→ Aim
Scan the records below. List lines holding "this".

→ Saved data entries
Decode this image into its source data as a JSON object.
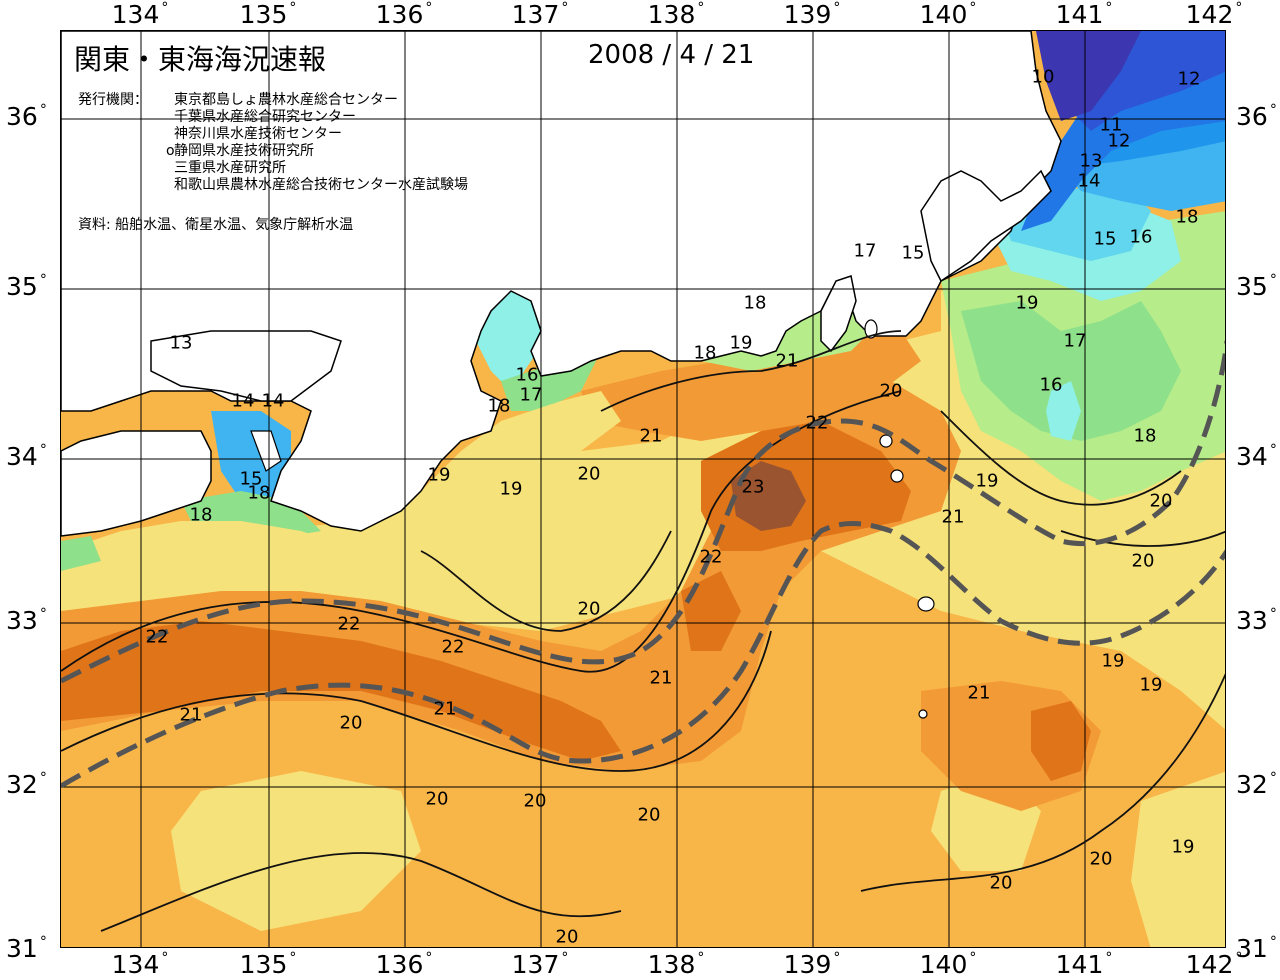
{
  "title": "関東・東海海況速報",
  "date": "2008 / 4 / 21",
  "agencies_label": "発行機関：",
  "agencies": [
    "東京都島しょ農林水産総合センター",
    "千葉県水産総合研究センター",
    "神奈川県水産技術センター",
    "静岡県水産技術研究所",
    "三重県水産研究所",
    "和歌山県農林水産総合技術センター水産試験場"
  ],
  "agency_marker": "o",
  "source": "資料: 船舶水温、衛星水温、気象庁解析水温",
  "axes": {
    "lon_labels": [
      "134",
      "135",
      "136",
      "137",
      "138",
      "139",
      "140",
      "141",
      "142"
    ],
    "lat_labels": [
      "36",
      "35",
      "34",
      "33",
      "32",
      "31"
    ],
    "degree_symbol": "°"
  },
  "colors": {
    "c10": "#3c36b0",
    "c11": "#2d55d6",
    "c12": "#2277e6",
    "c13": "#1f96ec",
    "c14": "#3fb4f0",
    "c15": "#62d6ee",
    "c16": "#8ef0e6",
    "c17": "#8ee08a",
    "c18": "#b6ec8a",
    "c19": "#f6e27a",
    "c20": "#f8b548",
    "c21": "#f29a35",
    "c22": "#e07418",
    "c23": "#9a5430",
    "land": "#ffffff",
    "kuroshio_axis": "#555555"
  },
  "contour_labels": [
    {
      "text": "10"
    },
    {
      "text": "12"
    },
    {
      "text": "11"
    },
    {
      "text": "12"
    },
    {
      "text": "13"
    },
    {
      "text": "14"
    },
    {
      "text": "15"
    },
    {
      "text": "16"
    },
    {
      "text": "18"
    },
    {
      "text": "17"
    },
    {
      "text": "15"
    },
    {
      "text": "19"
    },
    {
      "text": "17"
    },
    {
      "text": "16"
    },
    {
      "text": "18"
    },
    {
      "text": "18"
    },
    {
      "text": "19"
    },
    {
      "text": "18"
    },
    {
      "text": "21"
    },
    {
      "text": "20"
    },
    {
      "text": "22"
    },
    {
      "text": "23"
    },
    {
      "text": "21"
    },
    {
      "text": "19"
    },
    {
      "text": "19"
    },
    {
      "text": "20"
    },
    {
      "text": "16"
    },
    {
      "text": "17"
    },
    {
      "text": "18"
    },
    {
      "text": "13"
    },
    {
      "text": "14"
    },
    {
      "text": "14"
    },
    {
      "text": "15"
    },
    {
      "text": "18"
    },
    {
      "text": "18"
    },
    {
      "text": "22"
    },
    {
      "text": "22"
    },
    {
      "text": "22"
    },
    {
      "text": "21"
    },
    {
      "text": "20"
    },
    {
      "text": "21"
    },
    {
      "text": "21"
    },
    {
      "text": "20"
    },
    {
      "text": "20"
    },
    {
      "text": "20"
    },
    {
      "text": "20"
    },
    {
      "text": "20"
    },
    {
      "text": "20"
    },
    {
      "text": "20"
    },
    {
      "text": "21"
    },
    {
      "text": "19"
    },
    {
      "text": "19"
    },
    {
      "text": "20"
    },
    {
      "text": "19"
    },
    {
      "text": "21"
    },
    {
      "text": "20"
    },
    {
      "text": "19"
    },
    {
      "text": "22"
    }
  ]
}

* * *

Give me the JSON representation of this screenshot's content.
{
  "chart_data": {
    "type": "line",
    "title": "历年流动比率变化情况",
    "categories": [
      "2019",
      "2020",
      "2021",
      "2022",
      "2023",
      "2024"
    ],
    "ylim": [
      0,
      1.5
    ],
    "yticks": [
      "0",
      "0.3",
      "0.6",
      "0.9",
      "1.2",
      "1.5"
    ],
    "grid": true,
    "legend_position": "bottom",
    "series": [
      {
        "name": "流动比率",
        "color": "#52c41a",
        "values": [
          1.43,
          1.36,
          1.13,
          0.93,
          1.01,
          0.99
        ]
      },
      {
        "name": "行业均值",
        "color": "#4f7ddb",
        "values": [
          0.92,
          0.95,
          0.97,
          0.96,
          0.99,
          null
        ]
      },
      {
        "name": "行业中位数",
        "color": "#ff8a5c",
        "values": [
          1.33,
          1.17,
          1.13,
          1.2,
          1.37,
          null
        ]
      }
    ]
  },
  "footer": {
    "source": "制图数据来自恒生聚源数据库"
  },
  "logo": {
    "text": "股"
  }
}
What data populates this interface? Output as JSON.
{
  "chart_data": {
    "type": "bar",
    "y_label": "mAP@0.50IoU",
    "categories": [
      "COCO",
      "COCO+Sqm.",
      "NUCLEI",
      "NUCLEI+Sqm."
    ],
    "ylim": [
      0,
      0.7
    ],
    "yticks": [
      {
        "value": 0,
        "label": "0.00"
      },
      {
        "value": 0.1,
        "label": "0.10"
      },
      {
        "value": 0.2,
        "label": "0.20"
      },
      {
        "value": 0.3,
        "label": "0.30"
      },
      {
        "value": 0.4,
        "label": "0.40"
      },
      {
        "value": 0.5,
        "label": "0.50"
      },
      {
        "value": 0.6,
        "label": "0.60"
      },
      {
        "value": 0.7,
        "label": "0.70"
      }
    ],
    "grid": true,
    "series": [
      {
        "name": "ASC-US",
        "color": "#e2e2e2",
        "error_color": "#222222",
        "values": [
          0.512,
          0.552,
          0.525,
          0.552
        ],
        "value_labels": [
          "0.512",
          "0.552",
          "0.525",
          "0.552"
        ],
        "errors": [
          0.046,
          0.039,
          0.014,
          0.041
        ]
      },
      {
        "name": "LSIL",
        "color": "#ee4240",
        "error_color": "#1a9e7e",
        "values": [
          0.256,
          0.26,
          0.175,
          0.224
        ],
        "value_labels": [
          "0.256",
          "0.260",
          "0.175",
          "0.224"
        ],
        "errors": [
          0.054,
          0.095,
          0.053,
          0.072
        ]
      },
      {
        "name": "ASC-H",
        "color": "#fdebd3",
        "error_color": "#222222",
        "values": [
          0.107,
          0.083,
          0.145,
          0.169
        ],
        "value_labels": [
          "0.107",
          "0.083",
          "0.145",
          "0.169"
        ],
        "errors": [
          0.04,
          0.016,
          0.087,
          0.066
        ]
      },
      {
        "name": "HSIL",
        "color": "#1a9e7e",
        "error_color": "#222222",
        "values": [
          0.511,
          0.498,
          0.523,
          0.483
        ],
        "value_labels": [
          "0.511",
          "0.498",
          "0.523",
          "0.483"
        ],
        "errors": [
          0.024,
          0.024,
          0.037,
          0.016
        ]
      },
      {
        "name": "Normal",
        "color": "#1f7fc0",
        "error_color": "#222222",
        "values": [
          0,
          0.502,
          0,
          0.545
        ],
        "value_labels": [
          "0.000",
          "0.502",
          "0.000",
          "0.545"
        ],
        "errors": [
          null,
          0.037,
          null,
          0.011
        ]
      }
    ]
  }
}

→ Result
Decode this image into its source data as a JSON object.
Give me the JSON representation of this screenshot's content.
What data populates this interface? Output as JSON.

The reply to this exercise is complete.